[Structured figure records]

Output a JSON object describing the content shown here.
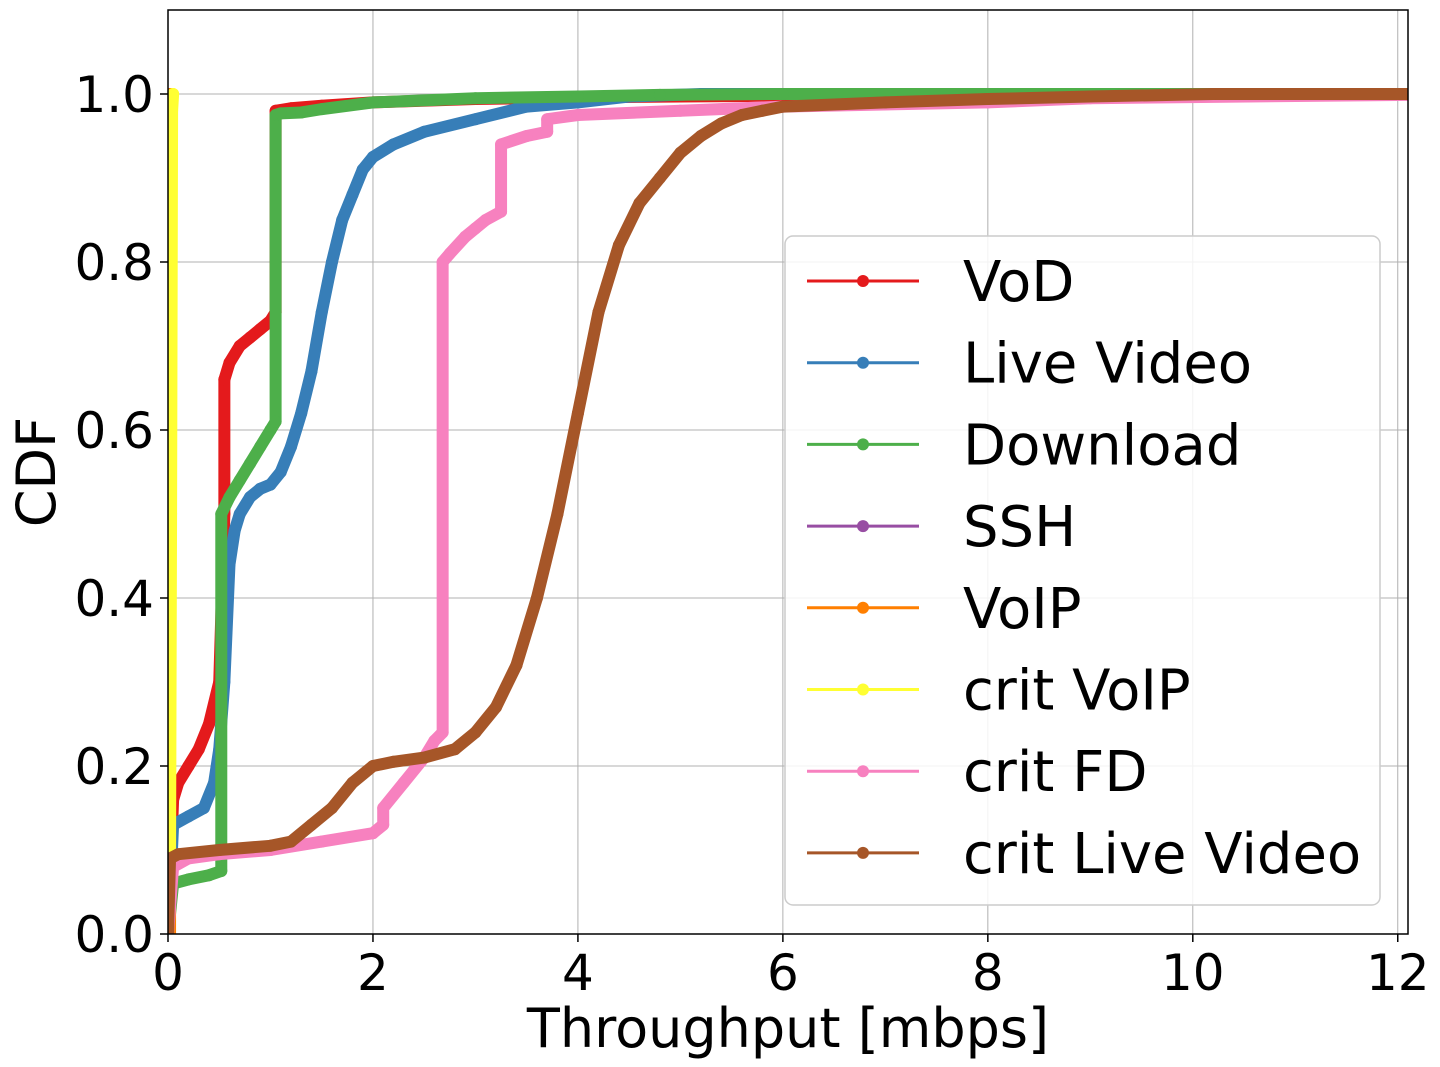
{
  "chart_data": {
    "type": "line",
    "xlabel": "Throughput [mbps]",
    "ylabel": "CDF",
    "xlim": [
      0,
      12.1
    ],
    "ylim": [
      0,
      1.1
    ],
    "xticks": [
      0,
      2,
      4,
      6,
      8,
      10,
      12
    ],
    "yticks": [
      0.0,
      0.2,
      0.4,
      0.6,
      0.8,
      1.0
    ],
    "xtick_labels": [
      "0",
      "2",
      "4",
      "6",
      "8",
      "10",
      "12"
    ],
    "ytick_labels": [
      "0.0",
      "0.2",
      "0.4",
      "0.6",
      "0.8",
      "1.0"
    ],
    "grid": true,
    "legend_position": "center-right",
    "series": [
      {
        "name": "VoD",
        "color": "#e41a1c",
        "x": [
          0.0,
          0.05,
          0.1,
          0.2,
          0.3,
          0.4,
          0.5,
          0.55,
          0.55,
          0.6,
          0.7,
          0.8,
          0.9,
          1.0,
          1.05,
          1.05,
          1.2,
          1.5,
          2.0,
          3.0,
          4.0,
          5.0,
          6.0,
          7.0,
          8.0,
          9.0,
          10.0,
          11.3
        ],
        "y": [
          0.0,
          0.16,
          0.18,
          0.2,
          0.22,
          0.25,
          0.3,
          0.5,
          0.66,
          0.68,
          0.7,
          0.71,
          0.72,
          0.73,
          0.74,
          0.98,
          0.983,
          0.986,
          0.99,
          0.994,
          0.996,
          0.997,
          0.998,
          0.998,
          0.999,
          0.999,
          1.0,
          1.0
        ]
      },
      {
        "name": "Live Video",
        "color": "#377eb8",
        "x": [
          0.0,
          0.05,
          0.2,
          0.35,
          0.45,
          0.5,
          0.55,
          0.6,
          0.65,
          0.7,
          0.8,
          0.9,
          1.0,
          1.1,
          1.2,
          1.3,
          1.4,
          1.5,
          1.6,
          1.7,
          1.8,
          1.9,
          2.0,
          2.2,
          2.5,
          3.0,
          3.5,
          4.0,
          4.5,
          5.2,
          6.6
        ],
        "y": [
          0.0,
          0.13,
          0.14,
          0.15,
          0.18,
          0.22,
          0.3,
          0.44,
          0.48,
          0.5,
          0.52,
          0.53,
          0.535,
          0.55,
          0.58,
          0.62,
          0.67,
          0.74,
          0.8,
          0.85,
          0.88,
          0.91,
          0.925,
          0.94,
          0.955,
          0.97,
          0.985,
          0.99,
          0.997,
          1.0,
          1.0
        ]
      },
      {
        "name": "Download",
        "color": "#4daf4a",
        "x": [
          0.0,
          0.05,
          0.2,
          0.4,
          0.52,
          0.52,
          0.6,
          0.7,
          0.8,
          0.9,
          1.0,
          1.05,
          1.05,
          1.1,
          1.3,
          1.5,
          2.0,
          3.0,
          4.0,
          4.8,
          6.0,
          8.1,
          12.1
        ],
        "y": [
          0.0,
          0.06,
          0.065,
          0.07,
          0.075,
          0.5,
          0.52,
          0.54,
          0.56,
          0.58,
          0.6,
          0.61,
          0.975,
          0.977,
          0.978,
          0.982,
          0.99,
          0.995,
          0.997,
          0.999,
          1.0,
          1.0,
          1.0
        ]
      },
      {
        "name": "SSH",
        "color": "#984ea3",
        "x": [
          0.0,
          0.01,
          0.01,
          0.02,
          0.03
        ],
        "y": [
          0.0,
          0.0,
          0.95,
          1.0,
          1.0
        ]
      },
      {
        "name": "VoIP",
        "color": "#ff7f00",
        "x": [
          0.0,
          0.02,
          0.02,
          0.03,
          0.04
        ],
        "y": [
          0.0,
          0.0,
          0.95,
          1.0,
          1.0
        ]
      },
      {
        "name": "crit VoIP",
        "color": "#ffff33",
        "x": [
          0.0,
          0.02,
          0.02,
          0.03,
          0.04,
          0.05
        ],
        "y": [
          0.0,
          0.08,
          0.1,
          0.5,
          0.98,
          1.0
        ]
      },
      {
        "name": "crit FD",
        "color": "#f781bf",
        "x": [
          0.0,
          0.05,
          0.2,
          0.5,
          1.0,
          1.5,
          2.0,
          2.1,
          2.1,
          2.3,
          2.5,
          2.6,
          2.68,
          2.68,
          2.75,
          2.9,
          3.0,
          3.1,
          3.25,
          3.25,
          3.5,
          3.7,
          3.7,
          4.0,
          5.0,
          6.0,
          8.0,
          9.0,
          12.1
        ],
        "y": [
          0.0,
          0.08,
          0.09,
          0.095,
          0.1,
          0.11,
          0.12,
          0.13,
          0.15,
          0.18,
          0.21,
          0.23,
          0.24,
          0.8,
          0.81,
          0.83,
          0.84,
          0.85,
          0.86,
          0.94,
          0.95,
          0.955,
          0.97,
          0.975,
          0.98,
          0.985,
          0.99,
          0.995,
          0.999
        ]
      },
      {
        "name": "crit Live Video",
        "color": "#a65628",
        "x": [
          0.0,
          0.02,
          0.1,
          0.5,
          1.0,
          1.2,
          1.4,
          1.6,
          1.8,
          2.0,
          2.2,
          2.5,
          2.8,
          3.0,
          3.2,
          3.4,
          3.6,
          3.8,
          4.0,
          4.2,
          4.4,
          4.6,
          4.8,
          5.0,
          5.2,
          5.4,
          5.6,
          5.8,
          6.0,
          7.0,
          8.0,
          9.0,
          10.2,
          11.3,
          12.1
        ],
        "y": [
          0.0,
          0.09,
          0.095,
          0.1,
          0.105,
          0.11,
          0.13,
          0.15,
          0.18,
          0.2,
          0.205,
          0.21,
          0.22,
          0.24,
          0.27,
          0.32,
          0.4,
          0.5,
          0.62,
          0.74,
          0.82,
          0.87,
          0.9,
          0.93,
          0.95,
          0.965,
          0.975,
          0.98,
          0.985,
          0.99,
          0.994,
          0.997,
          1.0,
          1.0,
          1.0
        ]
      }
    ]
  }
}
...
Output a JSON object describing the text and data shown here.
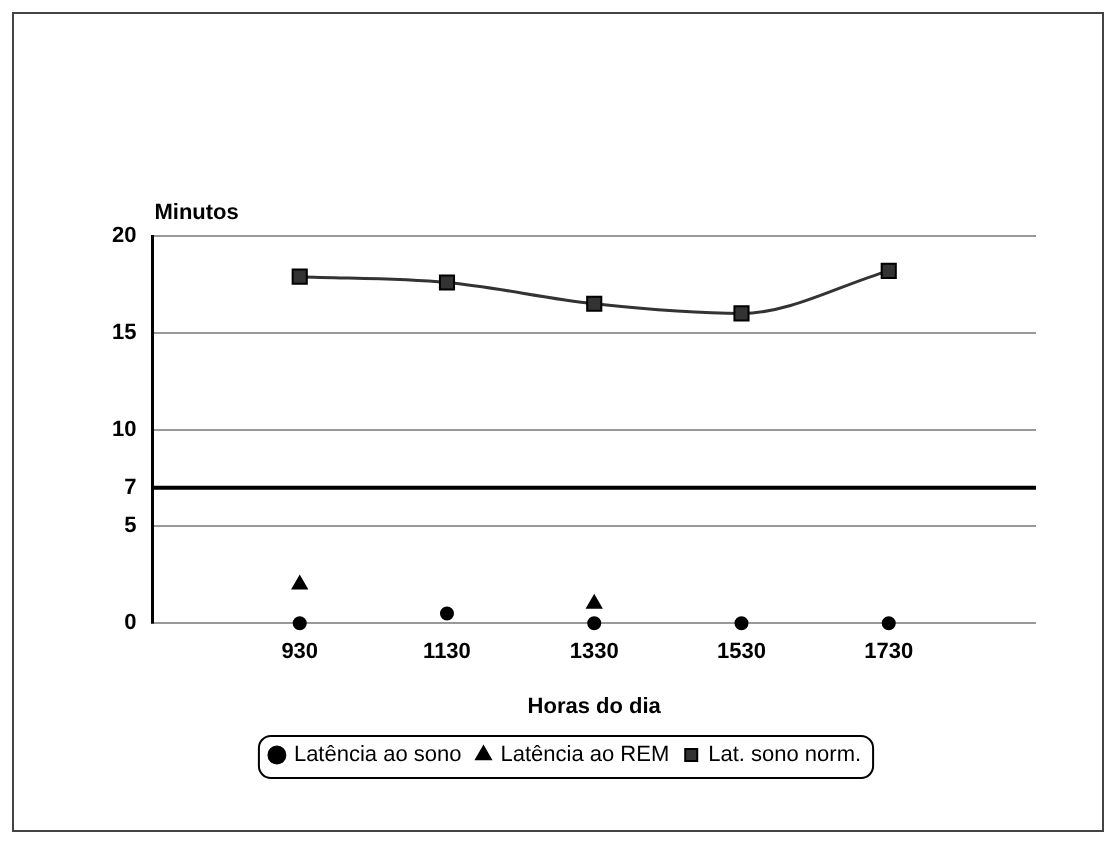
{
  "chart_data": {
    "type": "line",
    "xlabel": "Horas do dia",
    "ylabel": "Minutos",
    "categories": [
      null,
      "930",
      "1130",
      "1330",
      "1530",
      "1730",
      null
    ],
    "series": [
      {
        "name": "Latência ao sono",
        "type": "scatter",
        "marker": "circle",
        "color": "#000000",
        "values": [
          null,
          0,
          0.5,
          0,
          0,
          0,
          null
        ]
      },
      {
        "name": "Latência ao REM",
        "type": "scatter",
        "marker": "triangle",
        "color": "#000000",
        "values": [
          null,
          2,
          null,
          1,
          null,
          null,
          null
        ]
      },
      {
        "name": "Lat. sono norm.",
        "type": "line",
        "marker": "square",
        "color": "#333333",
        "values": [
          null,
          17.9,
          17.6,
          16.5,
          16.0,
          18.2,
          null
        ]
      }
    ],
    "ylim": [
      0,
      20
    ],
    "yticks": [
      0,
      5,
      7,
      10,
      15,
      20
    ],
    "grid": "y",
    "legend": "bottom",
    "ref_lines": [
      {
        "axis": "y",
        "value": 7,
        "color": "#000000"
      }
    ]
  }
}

= TASK TO COMPLETE =
Identify the lines in the entries above that contain "Output", then copy them out.

= WORKED ANSWER =
Output a JSON object describing the content shown here.
Output a JSON object describing the text and data shown here.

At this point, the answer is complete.